The request: Write out the whole listing exactly as it stands.

(Source records)
** start **

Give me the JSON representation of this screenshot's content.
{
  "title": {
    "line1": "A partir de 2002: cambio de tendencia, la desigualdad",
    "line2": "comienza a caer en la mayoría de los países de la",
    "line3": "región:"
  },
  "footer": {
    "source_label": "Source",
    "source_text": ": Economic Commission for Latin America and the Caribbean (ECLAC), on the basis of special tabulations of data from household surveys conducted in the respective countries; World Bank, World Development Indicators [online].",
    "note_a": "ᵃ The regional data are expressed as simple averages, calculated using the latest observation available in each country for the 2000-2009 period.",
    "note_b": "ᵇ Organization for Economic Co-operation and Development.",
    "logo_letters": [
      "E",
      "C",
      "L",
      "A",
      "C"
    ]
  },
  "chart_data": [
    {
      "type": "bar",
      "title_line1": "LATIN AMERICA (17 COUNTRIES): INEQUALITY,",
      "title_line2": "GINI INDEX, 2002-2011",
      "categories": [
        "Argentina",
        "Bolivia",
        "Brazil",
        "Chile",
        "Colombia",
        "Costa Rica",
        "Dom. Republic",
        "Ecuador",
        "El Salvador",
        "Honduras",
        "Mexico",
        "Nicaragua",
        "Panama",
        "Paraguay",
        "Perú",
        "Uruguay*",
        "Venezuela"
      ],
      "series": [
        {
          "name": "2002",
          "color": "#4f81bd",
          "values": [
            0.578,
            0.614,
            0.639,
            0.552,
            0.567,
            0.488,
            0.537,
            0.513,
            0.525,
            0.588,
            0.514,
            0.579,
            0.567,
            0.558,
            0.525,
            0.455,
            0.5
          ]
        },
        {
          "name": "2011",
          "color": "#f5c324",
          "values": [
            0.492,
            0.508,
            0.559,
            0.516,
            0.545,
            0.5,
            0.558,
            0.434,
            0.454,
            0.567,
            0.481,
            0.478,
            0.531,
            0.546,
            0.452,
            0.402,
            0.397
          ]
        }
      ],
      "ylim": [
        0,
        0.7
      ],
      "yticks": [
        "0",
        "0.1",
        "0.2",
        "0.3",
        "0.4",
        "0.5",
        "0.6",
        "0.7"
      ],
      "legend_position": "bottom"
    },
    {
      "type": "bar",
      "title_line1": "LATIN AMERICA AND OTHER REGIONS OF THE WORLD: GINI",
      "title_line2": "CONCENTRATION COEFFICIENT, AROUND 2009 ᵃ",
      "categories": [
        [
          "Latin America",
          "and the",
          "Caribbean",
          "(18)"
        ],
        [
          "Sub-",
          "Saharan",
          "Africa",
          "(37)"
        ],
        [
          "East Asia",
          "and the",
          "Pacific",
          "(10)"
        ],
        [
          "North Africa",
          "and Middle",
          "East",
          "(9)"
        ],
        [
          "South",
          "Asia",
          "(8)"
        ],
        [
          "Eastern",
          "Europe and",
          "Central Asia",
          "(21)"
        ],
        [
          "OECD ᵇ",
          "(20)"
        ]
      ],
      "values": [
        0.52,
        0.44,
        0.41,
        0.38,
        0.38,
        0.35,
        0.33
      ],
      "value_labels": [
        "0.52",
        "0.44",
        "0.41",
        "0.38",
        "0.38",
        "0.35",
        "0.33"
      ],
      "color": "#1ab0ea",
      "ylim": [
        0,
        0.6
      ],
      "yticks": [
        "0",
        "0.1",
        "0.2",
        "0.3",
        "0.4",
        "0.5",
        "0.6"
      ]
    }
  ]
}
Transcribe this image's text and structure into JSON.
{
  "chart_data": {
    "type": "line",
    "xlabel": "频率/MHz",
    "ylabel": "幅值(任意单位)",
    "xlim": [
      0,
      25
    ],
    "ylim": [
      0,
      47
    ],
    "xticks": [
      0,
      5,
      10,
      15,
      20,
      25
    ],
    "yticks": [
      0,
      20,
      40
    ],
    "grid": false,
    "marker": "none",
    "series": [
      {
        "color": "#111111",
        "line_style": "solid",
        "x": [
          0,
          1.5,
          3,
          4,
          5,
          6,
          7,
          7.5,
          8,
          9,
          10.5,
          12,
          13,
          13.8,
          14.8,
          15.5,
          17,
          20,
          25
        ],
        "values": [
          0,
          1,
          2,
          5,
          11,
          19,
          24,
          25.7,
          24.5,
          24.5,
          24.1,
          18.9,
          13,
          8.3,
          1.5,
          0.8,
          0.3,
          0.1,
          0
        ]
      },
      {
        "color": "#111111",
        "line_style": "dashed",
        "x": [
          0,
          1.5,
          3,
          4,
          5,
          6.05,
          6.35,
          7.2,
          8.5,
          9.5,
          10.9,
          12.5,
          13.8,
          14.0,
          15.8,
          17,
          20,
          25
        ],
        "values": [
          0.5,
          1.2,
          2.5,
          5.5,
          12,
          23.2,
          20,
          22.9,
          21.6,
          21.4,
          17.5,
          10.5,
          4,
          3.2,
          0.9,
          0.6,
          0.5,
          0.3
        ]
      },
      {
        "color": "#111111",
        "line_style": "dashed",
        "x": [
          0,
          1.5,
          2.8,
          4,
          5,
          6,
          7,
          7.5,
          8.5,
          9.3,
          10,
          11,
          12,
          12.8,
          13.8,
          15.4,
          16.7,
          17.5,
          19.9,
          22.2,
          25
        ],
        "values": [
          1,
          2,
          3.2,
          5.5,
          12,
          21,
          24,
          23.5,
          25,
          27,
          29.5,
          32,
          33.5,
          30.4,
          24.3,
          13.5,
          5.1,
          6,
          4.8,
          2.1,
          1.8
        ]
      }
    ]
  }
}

** end **

Solution to this task:
Give me the JSON representation of this screenshot's content.
{
  "title": {
    "line1": "A partir de 2002: cambio de tendencia, la desigualdad",
    "line2": "comienza a caer en la mayoría de los países de la",
    "line3": "región:"
  },
  "footer": {
    "source_label": "Source",
    "source_text": ": Economic Commission for Latin America and the Caribbean (ECLAC), on the basis of special tabulations of data from household surveys conducted in the respective countries; World Bank, World Development Indicators [online].",
    "note_a": "ᵃ The regional data are expressed as simple averages, calculated using the latest observation available in each country for the 2000-2009 period.",
    "note_b": "ᵇ Organization for Economic Co-operation and Development.",
    "logo_letters": [
      "E",
      "C",
      "L",
      "A",
      "C"
    ]
  },
  "chart_data": [
    {
      "type": "bar",
      "title_line1": "LATIN AMERICA (17 COUNTRIES): INEQUALITY,",
      "title_line2": "GINI INDEX, 2002-2011",
      "categories": [
        "Argentina",
        "Bolivia",
        "Brazil",
        "Chile",
        "Colombia",
        "Costa Rica",
        "Dom. Republic",
        "Ecuador",
        "El Salvador",
        "Honduras",
        "Mexico",
        "Nicaragua",
        "Panama",
        "Paraguay",
        "Perú",
        "Uruguay*",
        "Venezuela"
      ],
      "series": [
        {
          "name": "2002",
          "color": "#4f81bd",
          "values": [
            0.578,
            0.614,
            0.639,
            0.552,
            0.567,
            0.488,
            0.537,
            0.513,
            0.525,
            0.588,
            0.514,
            0.579,
            0.567,
            0.558,
            0.525,
            0.455,
            0.5
          ]
        },
        {
          "name": "2011",
          "color": "#f5c324",
          "values": [
            0.492,
            0.508,
            0.559,
            0.516,
            0.545,
            0.5,
            0.558,
            0.434,
            0.454,
            0.567,
            0.481,
            0.478,
            0.531,
            0.546,
            0.452,
            0.402,
            0.397
          ]
        }
      ],
      "ylim": [
        0,
        0.7
      ],
      "yticks": [
        "0",
        "0.1",
        "0.2",
        "0.3",
        "0.4",
        "0.5",
        "0.6",
        "0.7"
      ],
      "legend_position": "bottom"
    },
    {
      "type": "bar",
      "title_line1": "LATIN AMERICA AND OTHER REGIONS OF THE WORLD: GINI",
      "title_line2": "CONCENTRATION COEFFICIENT, AROUND 2009 ᵃ",
      "categories": [
        [
          "Latin America",
          "and the",
          "Caribbean",
          "(18)"
        ],
        [
          "Sub-",
          "Saharan",
          "Africa",
          "(37)"
        ],
        [
          "East Asia",
          "and the",
          "Pacific",
          "(10)"
        ],
        [
          "North Africa",
          "and Middle",
          "East",
          "(9)"
        ],
        [
          "South",
          "Asia",
          "(8)"
        ],
        [
          "Eastern",
          "Europe and",
          "Central Asia",
          "(21)"
        ],
        [
          "OECD ᵇ",
          "(20)"
        ]
      ],
      "values": [
        0.52,
        0.44,
        0.41,
        0.38,
        0.38,
        0.35,
        0.33
      ],
      "value_labels": [
        "0.52",
        "0.44",
        "0.41",
        "0.38",
        "0.38",
        "0.35",
        "0.33"
      ],
      "color": "#1ab0ea",
      "ylim": [
        0,
        0.6
      ],
      "yticks": [
        "0",
        "0.1",
        "0.2",
        "0.3",
        "0.4",
        "0.5",
        "0.6"
      ]
    }
  ]
}
Transcribe this image's text and structure into JSON.
{
  "chart_data": {
    "type": "line",
    "xlabel": "频率/MHz",
    "ylabel": "幅值(任意单位)",
    "xlim": [
      0,
      25
    ],
    "ylim": [
      0,
      47
    ],
    "xticks": [
      0,
      5,
      10,
      15,
      20,
      25
    ],
    "yticks": [
      0,
      20,
      40
    ],
    "grid": false,
    "marker": "none",
    "series": [
      {
        "color": "#111111",
        "line_style": "solid",
        "x": [
          0,
          1.5,
          3,
          4,
          5,
          6,
          7,
          7.5,
          8,
          9,
          10.5,
          12,
          13,
          13.8,
          14.8,
          15.5,
          17,
          20,
          25
        ],
        "values": [
          0,
          1,
          2,
          5,
          11,
          19,
          24,
          25.7,
          24.5,
          24.5,
          24.1,
          18.9,
          13,
          8.3,
          1.5,
          0.8,
          0.3,
          0.1,
          0
        ]
      },
      {
        "color": "#111111",
        "line_style": "dashed",
        "x": [
          0,
          1.5,
          3,
          4,
          5,
          6.05,
          6.35,
          7.2,
          8.5,
          9.5,
          10.9,
          12.5,
          13.8,
          14.0,
          15.8,
          17,
          20,
          25
        ],
        "values": [
          0.5,
          1.2,
          2.5,
          5.5,
          12,
          23.2,
          20,
          22.9,
          21.6,
          21.4,
          17.5,
          10.5,
          4,
          3.2,
          0.9,
          0.6,
          0.5,
          0.3
        ]
      },
      {
        "color": "#111111",
        "line_style": "dashed",
        "x": [
          0,
          1.5,
          2.8,
          4,
          5,
          6,
          7,
          7.5,
          8.5,
          9.3,
          10,
          11,
          12,
          12.8,
          13.8,
          15.4,
          16.7,
          17.5,
          19.9,
          22.2,
          25
        ],
        "values": [
          1,
          2,
          3.2,
          5.5,
          12,
          21,
          24,
          23.5,
          25,
          27,
          29.5,
          32,
          33.5,
          30.4,
          24.3,
          13.5,
          5.1,
          6,
          4.8,
          2.1,
          1.8
        ]
      }
    ]
  }
}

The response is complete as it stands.